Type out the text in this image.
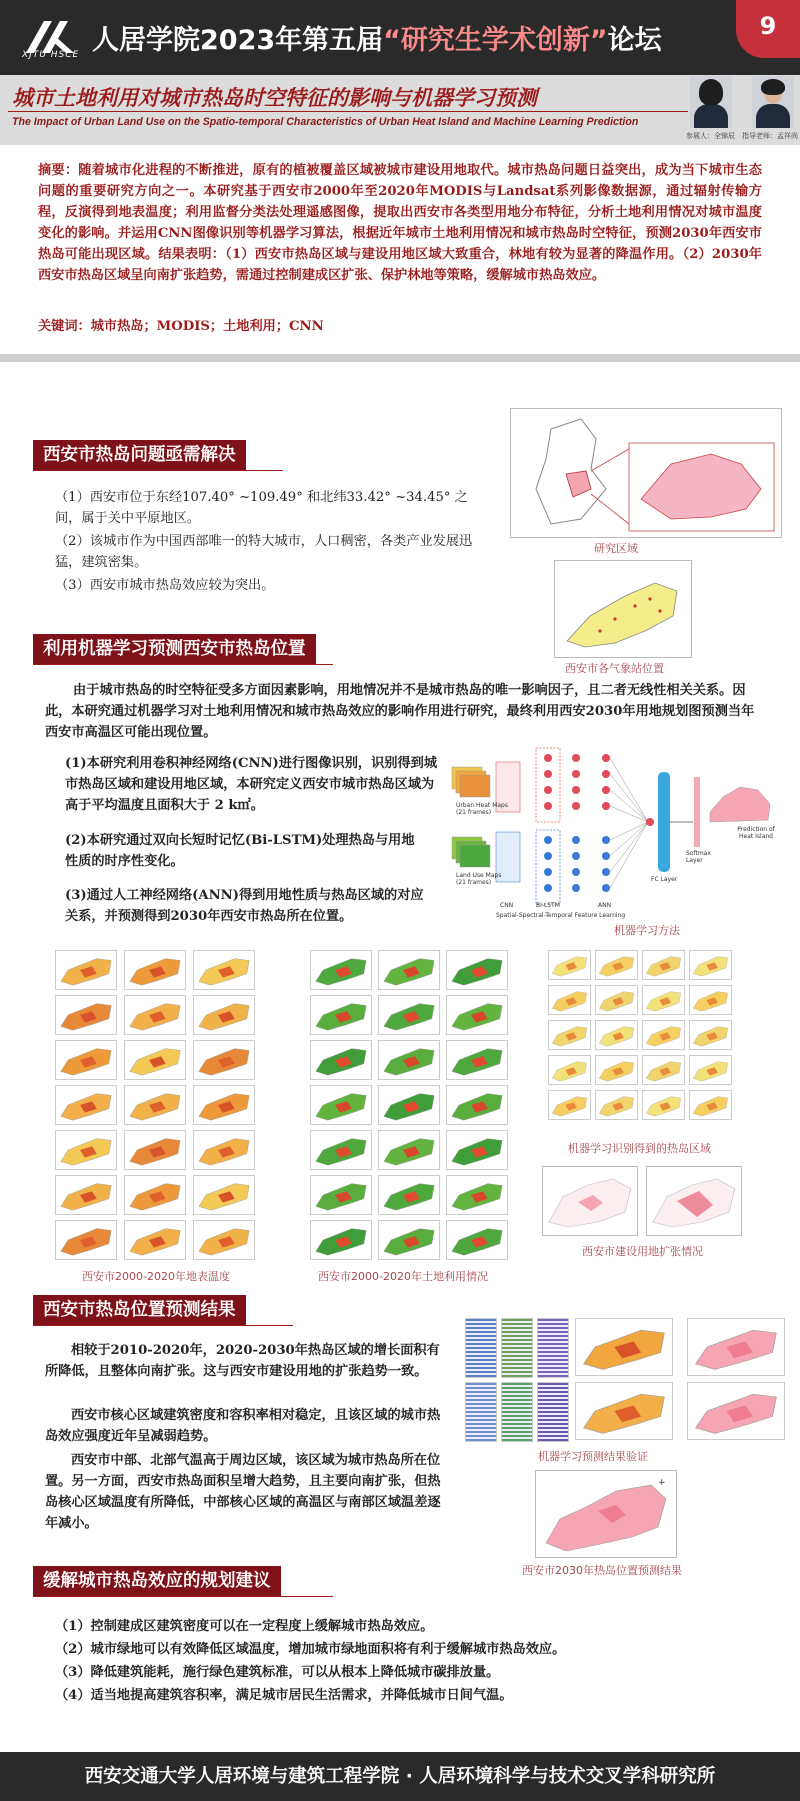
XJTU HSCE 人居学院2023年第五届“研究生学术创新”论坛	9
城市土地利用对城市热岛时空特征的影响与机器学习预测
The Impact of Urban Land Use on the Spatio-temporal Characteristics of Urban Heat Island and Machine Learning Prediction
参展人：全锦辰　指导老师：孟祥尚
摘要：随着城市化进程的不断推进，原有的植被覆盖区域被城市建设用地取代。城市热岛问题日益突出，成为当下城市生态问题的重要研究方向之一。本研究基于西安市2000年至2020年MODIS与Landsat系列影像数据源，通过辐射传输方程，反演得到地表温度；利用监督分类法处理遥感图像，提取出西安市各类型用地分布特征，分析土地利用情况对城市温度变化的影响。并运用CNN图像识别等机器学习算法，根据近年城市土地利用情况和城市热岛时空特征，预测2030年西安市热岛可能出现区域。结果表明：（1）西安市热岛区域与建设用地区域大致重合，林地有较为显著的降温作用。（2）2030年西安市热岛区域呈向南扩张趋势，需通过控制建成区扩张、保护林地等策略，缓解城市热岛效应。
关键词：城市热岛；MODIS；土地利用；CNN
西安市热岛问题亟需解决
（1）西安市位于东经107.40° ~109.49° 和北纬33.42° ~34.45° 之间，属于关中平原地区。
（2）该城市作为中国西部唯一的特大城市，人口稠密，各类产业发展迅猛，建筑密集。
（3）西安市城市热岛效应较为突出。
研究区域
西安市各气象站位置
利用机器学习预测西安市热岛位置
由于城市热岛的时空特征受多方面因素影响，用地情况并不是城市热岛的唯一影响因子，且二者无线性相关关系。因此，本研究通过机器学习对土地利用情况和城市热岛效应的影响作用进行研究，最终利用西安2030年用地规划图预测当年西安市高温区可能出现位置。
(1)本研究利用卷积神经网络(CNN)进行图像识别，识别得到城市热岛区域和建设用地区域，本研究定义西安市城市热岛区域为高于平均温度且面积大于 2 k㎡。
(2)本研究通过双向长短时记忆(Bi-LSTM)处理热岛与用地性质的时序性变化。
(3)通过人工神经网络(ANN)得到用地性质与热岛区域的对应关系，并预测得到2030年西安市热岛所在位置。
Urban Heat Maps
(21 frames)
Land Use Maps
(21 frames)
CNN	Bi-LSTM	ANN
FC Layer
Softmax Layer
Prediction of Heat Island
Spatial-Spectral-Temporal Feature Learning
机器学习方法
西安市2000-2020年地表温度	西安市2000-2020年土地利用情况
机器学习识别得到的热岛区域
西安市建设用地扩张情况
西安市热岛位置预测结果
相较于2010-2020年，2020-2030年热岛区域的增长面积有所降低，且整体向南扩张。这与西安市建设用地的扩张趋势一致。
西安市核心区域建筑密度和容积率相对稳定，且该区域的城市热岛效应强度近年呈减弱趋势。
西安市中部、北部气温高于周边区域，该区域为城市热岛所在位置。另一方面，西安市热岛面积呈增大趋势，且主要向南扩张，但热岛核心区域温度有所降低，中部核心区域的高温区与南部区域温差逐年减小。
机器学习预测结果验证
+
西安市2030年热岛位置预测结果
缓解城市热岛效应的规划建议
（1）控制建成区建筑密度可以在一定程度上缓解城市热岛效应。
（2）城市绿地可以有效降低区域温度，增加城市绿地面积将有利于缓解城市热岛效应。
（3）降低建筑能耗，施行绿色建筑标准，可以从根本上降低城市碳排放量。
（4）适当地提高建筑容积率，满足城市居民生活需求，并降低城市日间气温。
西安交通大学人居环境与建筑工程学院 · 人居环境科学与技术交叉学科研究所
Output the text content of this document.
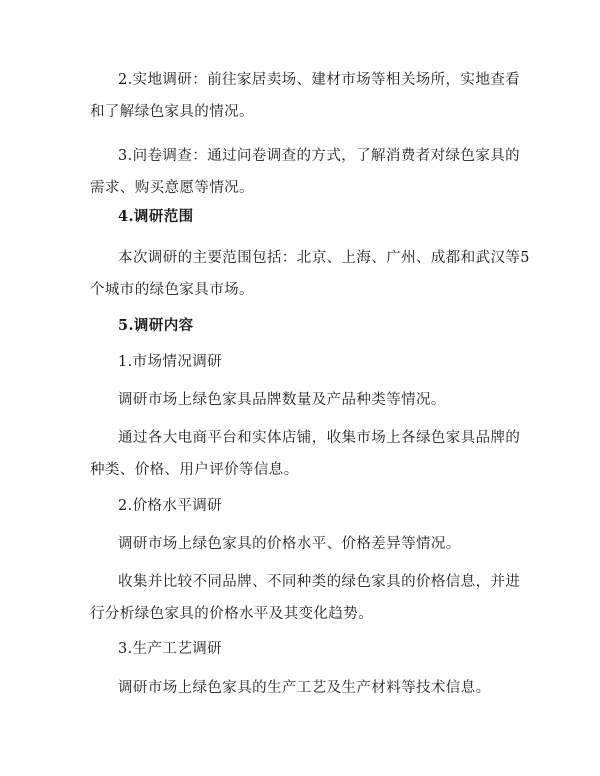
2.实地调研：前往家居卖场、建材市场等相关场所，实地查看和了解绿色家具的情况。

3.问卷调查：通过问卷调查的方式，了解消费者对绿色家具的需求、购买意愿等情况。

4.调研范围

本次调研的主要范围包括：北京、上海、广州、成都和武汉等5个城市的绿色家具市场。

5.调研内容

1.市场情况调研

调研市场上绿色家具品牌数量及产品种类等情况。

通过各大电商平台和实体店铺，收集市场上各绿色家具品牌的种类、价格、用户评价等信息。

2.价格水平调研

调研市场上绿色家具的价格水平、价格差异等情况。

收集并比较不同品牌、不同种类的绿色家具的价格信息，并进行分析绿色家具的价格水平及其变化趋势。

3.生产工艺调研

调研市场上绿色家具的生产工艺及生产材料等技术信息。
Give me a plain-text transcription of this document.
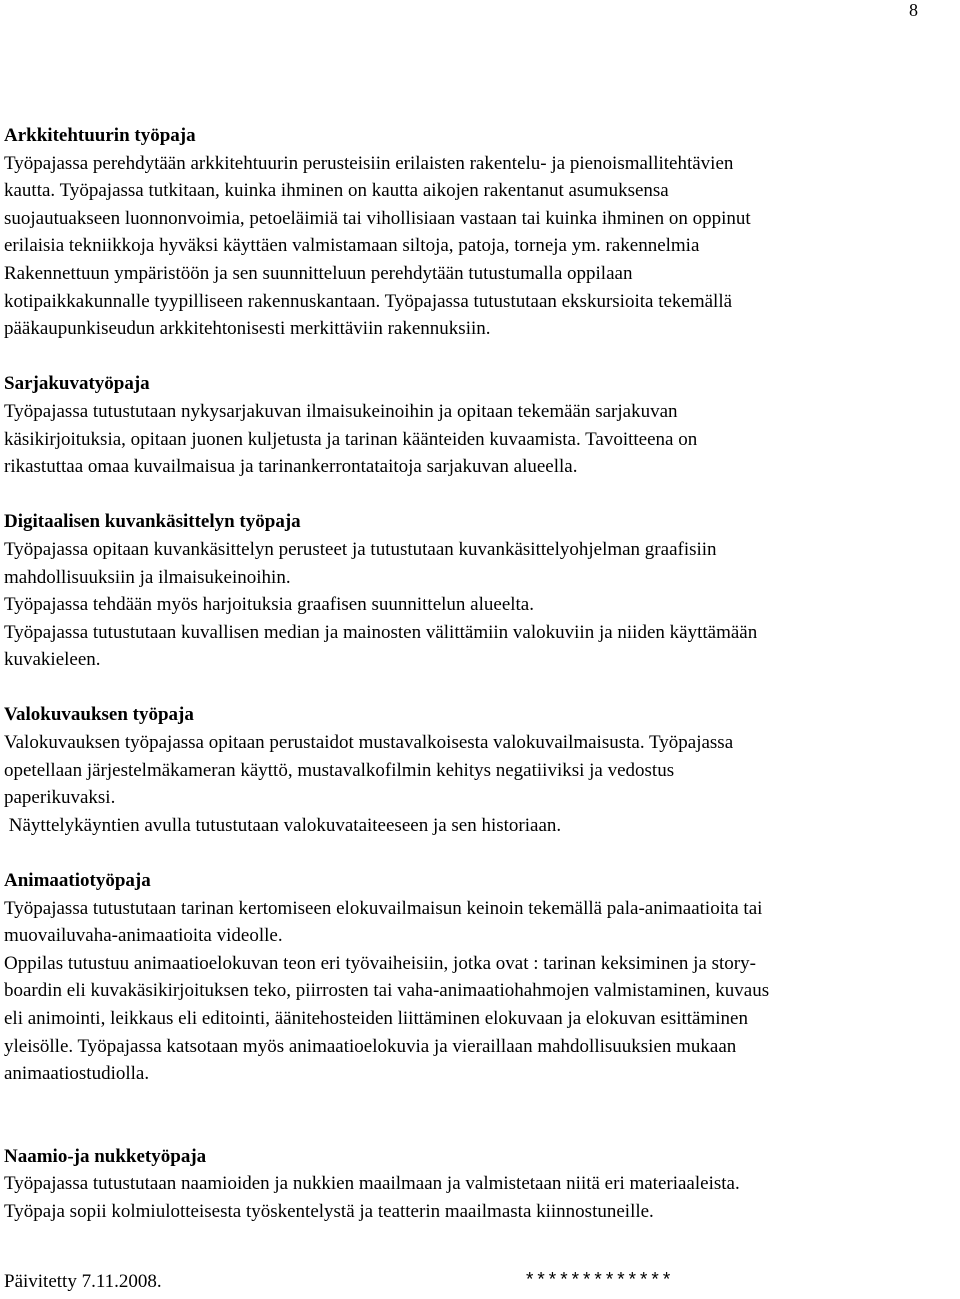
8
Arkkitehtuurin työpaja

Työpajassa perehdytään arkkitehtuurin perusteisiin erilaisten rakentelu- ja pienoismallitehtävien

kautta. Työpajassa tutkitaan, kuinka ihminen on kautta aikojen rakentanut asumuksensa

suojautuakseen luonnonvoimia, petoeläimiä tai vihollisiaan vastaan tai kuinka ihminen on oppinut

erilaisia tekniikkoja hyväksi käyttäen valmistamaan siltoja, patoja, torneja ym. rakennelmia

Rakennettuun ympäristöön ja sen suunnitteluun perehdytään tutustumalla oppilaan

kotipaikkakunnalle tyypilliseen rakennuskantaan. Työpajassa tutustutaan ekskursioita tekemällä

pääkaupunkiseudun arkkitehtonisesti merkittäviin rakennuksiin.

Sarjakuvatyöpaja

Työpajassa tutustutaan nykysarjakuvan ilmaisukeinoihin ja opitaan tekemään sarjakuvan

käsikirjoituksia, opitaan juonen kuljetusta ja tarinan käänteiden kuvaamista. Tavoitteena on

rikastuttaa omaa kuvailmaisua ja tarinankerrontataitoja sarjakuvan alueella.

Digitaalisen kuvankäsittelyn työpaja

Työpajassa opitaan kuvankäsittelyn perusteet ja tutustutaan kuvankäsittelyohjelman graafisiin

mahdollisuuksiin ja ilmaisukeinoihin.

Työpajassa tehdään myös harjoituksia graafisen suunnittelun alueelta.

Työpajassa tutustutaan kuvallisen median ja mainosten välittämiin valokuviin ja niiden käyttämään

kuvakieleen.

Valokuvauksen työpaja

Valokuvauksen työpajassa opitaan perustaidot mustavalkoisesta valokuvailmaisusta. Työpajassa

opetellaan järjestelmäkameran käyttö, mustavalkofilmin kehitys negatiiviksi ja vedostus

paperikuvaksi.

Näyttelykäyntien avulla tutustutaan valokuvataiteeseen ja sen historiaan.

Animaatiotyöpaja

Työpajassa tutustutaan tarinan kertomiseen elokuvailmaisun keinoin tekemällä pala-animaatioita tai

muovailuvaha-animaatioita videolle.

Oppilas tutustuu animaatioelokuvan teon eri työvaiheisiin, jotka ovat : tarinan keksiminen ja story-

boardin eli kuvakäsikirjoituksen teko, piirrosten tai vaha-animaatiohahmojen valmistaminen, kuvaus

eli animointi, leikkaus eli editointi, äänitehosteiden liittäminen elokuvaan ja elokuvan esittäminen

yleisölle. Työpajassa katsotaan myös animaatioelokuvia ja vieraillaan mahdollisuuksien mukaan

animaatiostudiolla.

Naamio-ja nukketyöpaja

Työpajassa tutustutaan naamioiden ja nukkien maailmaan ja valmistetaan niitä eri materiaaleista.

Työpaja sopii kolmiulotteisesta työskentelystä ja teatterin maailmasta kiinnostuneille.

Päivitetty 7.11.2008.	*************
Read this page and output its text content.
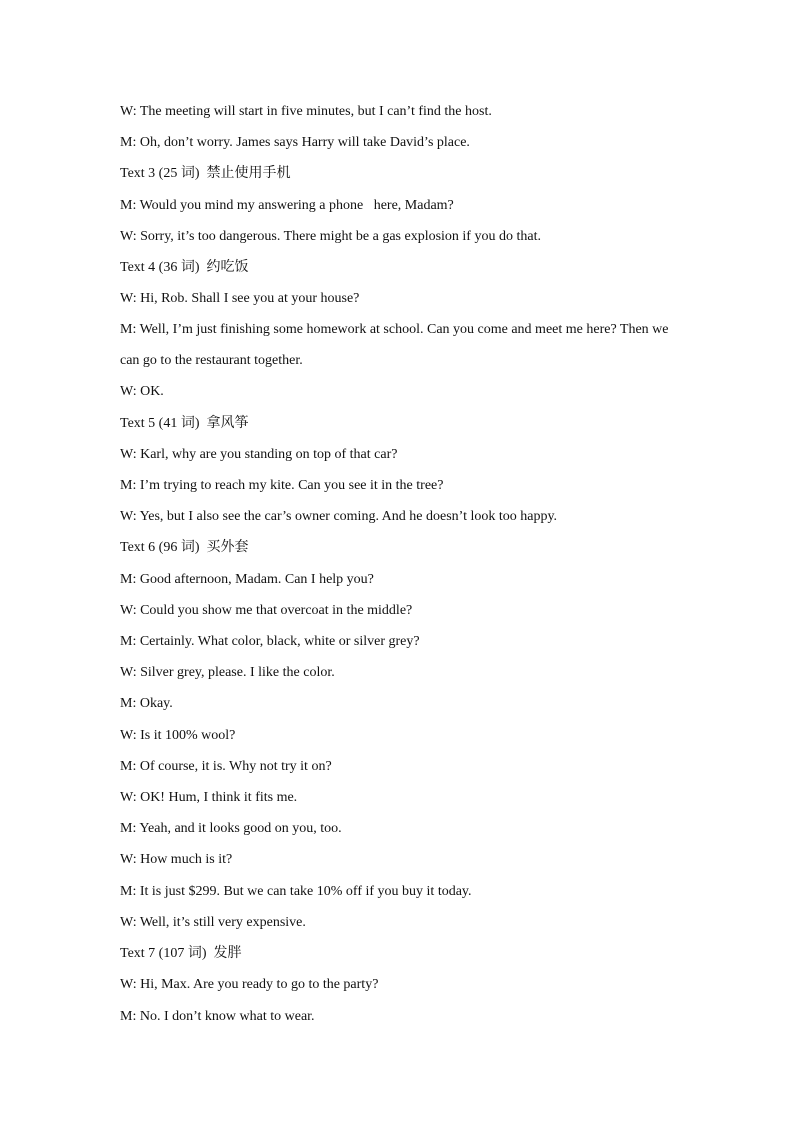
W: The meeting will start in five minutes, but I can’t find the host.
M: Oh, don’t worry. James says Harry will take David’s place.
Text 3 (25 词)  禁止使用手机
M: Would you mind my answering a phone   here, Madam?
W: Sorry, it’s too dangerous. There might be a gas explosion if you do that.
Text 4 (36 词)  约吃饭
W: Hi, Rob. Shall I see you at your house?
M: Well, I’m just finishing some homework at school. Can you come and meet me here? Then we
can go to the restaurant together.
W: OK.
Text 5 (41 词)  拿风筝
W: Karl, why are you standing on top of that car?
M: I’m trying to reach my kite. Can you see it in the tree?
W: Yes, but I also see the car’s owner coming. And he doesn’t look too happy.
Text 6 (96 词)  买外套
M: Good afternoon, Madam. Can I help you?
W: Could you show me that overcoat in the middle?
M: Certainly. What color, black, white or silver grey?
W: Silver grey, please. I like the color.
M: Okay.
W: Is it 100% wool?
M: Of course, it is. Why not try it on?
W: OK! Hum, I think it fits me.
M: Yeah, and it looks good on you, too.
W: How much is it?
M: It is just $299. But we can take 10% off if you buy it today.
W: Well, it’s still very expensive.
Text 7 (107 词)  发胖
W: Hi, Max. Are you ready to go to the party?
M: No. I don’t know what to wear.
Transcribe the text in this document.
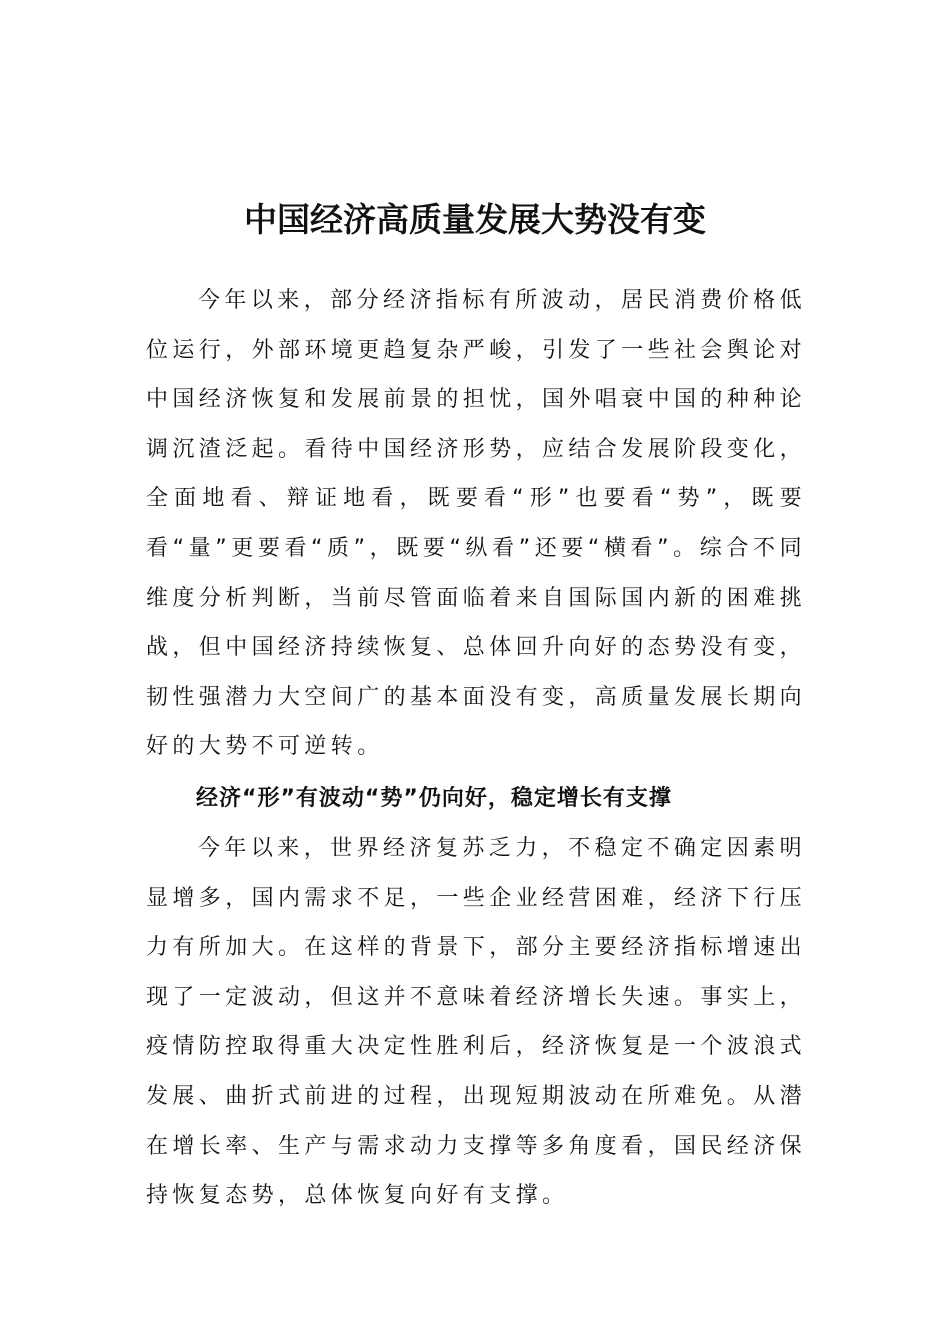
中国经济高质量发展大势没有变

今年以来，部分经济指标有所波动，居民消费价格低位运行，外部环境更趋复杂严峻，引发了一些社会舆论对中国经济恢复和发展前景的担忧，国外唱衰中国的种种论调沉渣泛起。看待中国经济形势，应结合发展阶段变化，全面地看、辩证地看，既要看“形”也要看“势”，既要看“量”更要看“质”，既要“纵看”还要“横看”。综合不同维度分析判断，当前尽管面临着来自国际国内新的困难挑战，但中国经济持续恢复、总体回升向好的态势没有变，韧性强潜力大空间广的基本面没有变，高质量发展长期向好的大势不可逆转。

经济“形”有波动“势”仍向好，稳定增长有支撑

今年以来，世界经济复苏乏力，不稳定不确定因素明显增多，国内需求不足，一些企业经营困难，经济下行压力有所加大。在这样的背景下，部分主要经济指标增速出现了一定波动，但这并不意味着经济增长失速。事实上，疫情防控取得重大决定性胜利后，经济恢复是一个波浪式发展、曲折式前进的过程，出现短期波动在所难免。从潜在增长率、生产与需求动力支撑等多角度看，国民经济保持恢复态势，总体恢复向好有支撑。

::::::::

:: What the task asks ::
Each line that holds the word "perehdytään" is to be copied.

:: Exercise result ::
Työpajassa perehdytään arkkitehtuurin perusteisiin erilaisten rakentelu- ja pienoismallitehtävien
Rakennettuun ympäristöön ja sen suunnitteluun perehdytään tutustumalla oppilaan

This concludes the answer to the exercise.